PROBLEM TO WORK ON
Copy out each line containing "MIUR" from the entries below.

(Stored records)

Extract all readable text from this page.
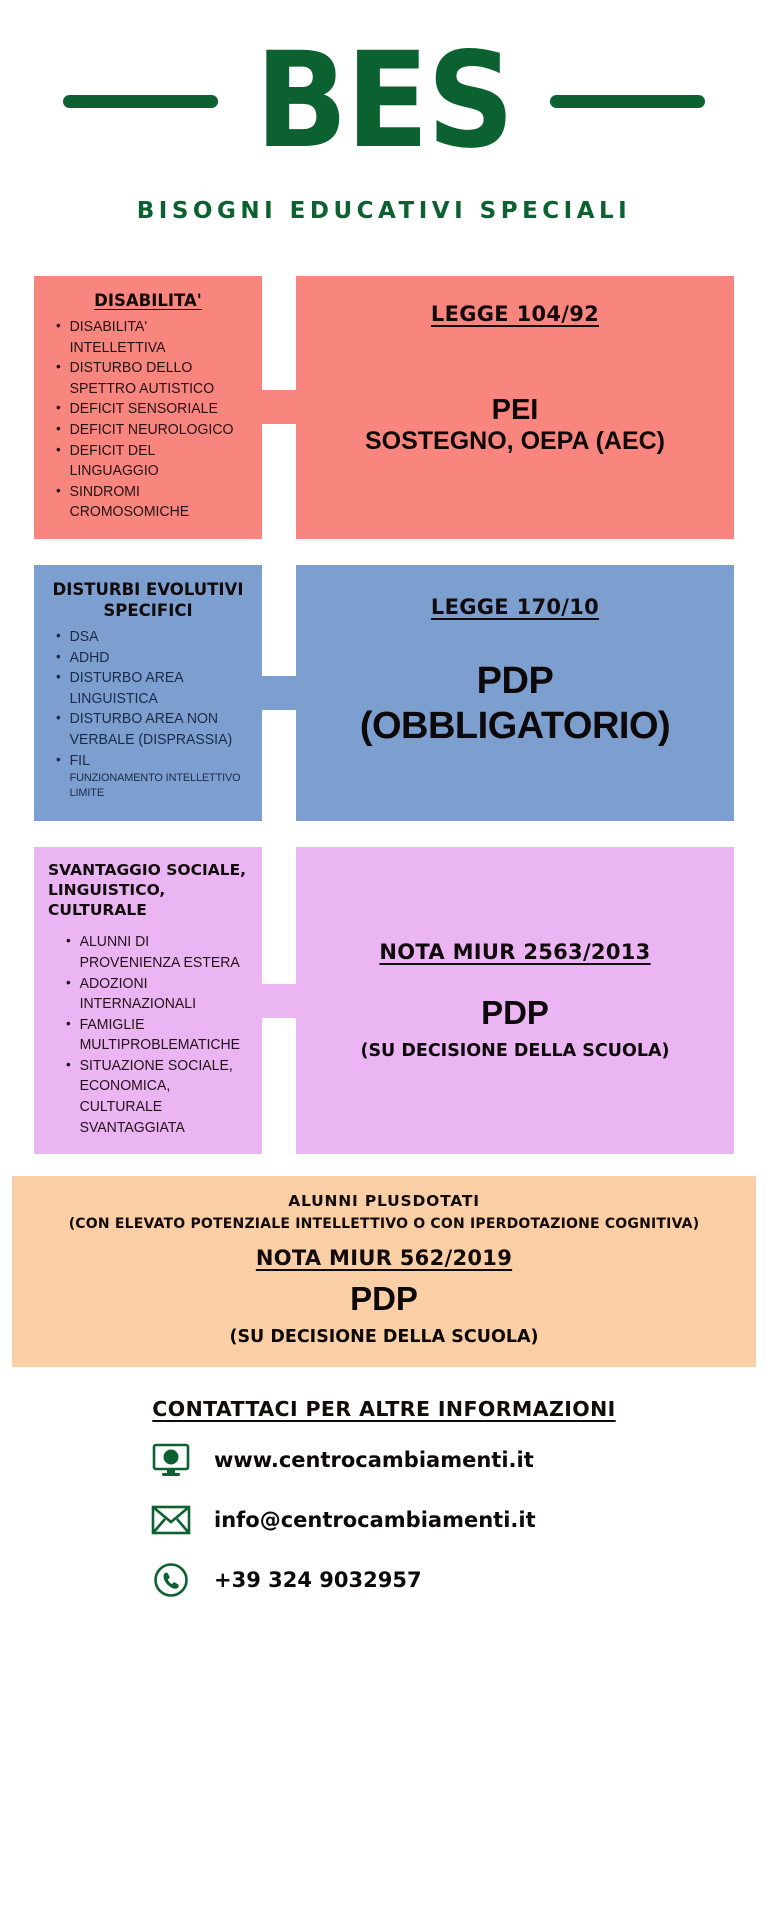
BES
BISOGNI EDUCATIVI SPECIALI
DISABILITA'
• DISABILITA' INTELLETTIVA
• DISTURBO DELLO SPETTRO AUTISTICO
• DEFICIT SENSORIALE
• DEFICIT NEUROLOGICO
• DEFICIT DEL LINGUAGGIO
• SINDROMI CROMOSOMICHE
LEGGE 104/92
PEI
SOSTEGNO, OEPA (AEC)
DISTURBI EVOLUTIVI SPECIFICI
• DSA
• ADHD
• DISTURBO AREA LINGUISTICA
• DISTURBO AREA NON VERBALE (DISPRASSIA)
• FIL
FUNZIONAMENTO INTELLETTIVO LIMITE
LEGGE 170/10
PDP
(OBBLIGATORIO)
SVANTAGGIO SOCIALE, LINGUISTICO, CULTURALE
• ALUNNI DI PROVENIENZA ESTERA
• ADOZIONI INTERNAZIONALI
• FAMIGLIE MULTIPROBLEMATICHE
• SITUAZIONE SOCIALE, ECONOMICA, CULTURALE SVANTAGGIATA
NOTA MIUR 2563/2013
PDP
(SU DECISIONE DELLA SCUOLA)
ALUNNI PLUSDOTATI
(CON ELEVATO POTENZIALE INTELLETTIVO O CON IPERDOTAZIONE COGNITIVA)
NOTA MIUR 562/2019
PDP
(SU DECISIONE DELLA SCUOLA)
CONTATTACI PER ALTRE INFORMAZIONI
www.centrocambiamenti.it
info@centrocambiamenti.it
+39 324 9032957
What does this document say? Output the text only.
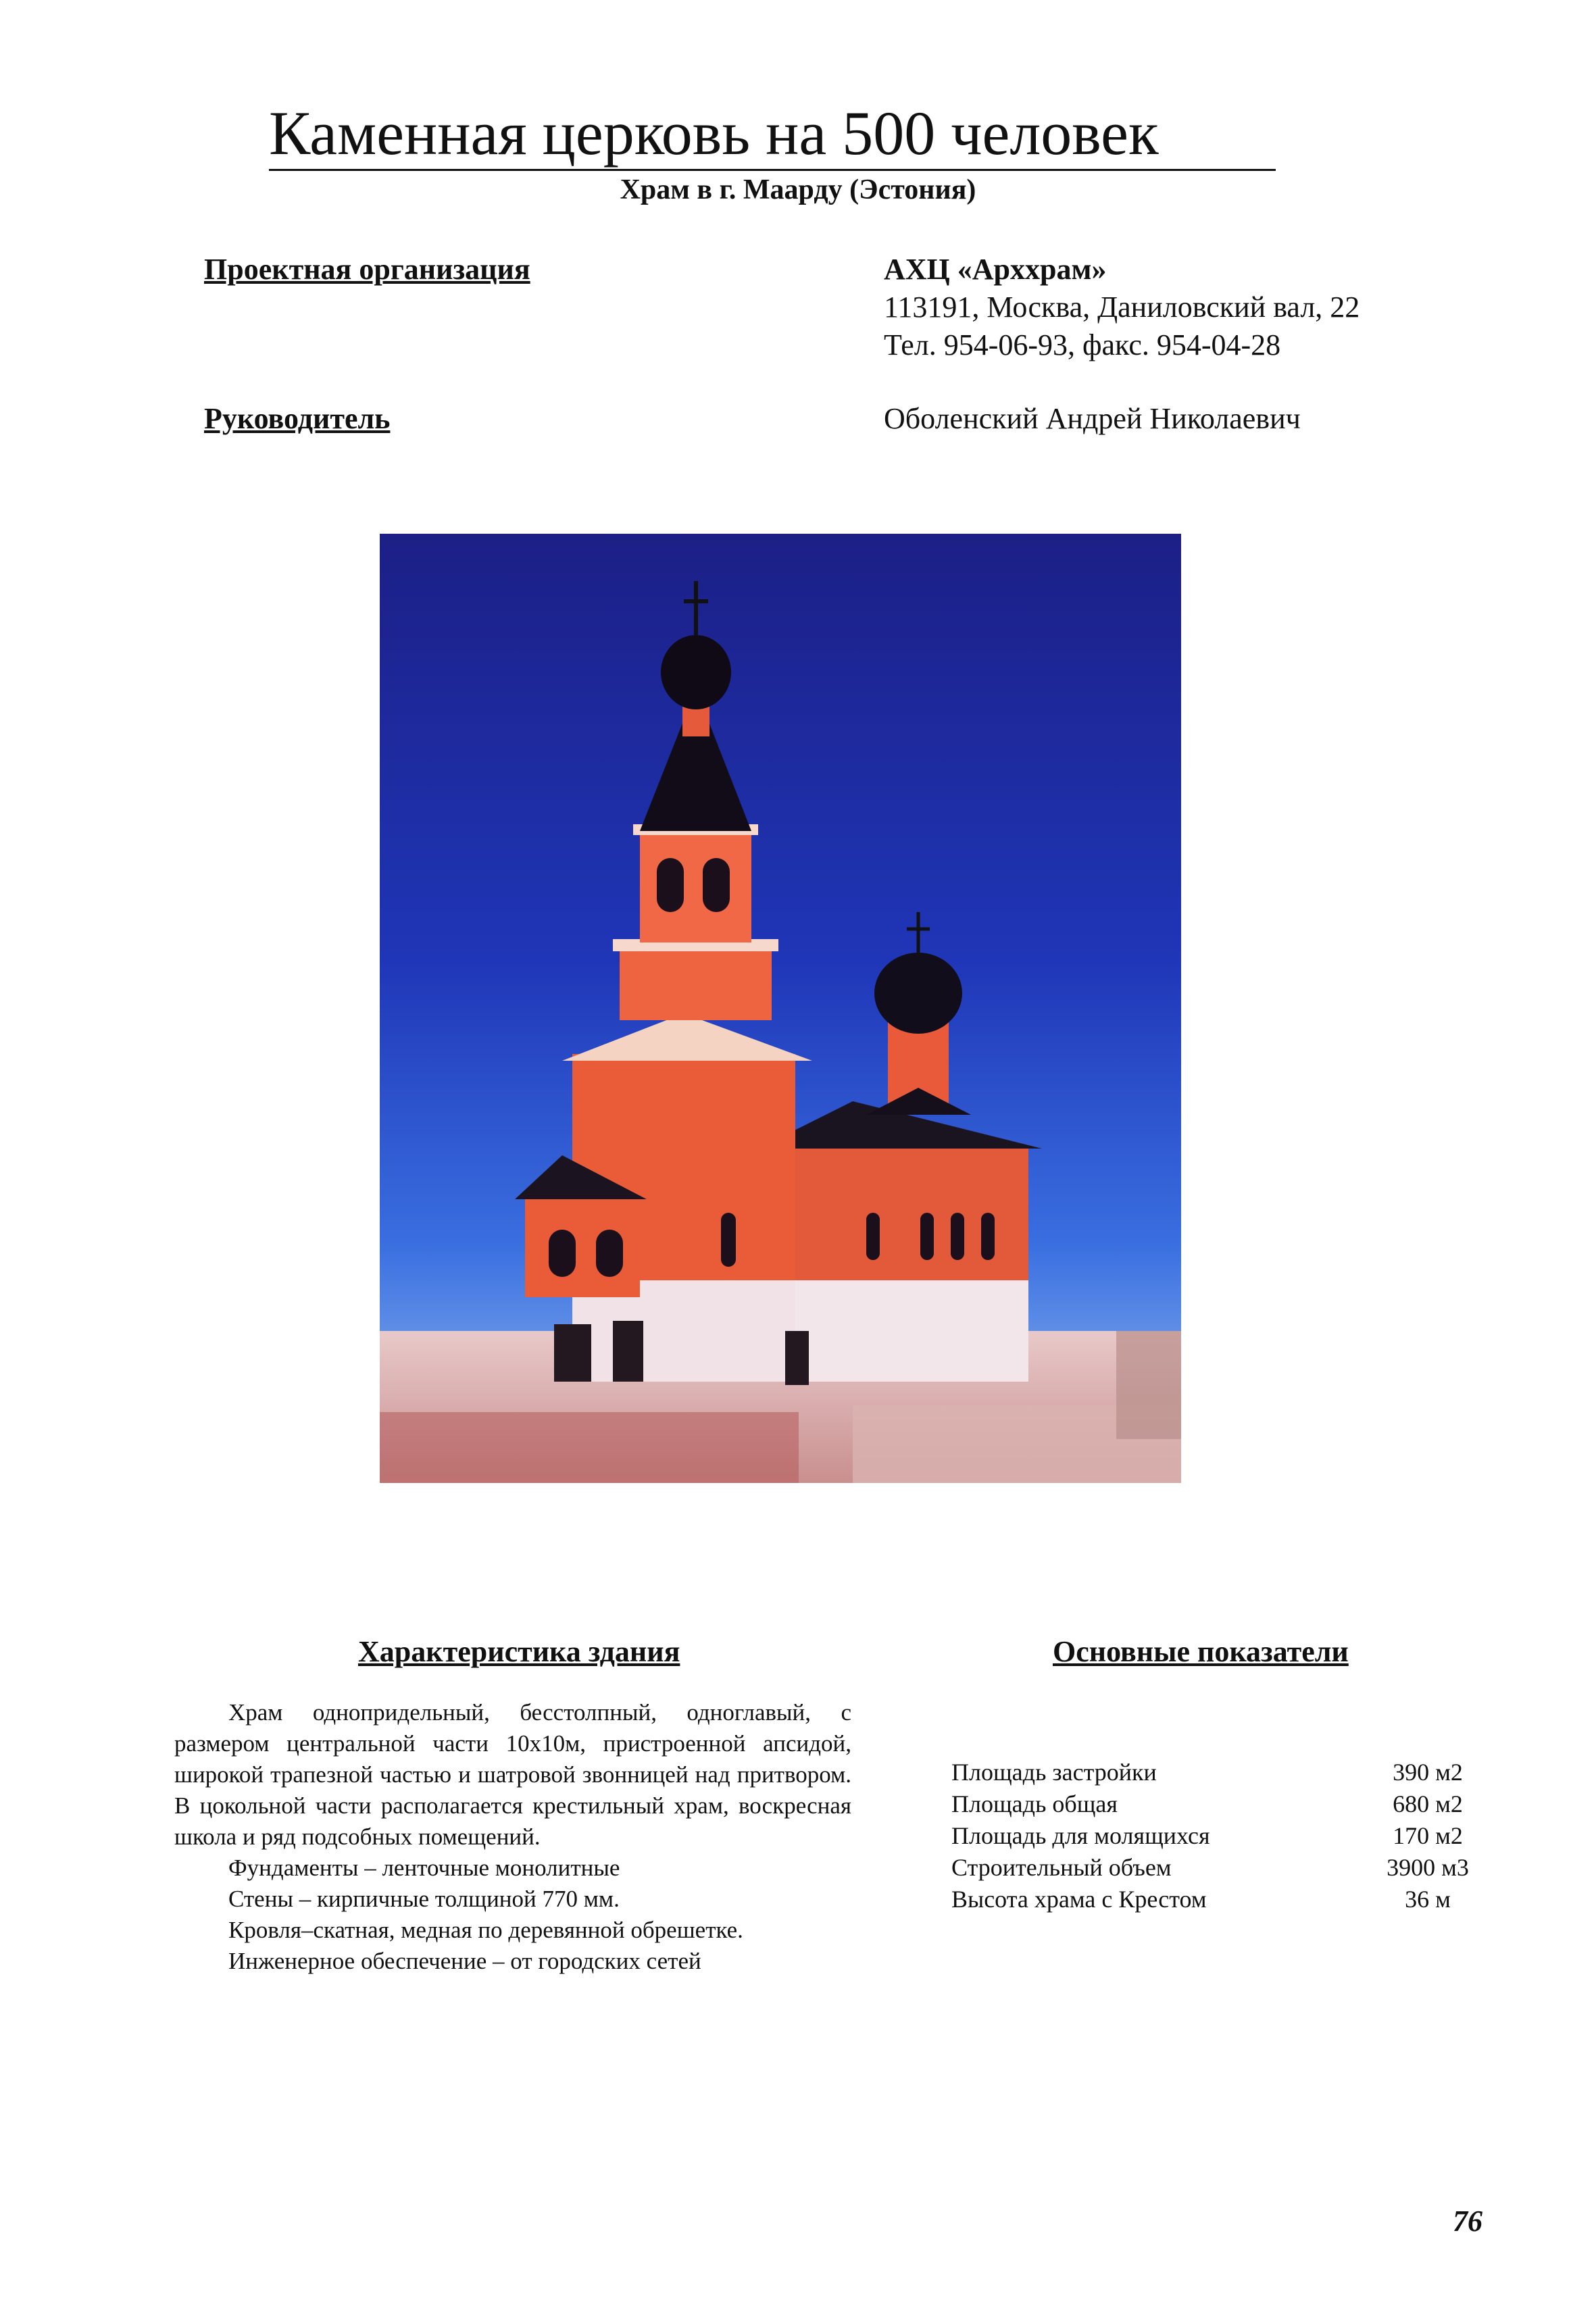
Каменная церковь на 500 человек
Храм в г. Маарду (Эстония)
Проектная организация	АХЦ «Арххрам»
113191, Москва, Даниловский вал, 22
Тел. 954-06-93, факс. 954-04-28
Руководитель	Оболенский Андрей Николаевич
Характеристика здания	Основные показатели

Храм однопридельный, бесстолпный, одноглавый, с размером центральной части 10х10м, пристроенной апсидой, широкой трапезной частью и шатровой звонницей над притвором. В цокольной части располагается крестильный храм, воскресная школа и ряд подсобных помещений.

Фундаменты – ленточные монолитные

Стены – кирпичные толщиной 770 мм.

Кровля–скатная, медная по деревянной обрешетке.

Инженерное обеспечение – от городских сетей

Площадь застройки	390 м2
Площадь общая	680 м2
Площадь для молящихся	170 м2
Строительный объем	3900 м3
Высота храма с Крестом	36 м
76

EXPECTED ANSWER
NOTA MIUR 2563/2013
NOTA MIUR 562/2019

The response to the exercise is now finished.